Stored items

★ ★ ★ ★

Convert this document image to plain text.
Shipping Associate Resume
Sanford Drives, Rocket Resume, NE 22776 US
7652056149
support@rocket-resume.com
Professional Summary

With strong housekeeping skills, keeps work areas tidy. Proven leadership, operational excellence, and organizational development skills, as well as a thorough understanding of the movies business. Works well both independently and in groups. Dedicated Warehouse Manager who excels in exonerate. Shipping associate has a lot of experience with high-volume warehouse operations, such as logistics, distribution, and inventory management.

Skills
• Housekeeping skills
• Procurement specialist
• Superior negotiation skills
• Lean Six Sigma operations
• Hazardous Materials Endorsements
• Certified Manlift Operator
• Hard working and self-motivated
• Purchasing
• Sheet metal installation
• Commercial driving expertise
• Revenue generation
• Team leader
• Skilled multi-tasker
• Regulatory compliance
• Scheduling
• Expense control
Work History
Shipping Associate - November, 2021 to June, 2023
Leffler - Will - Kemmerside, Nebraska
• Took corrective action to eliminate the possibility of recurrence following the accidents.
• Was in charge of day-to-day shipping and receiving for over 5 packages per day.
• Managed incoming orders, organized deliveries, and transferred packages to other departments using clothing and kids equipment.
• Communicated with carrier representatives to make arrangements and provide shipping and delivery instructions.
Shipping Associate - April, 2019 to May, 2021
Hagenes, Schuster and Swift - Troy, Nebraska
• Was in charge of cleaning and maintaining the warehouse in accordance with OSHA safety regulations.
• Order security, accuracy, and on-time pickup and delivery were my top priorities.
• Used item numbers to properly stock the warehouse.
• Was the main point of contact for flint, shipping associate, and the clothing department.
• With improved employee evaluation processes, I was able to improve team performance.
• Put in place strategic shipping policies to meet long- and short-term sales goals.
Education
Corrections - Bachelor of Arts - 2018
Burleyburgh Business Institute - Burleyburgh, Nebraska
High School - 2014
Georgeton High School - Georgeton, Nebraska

★ ★ ★ ★

# EXERCISE PROMPT
Reply with nothing but the number of lines in the data above that contain "clothing".

# ANSWER AREA
2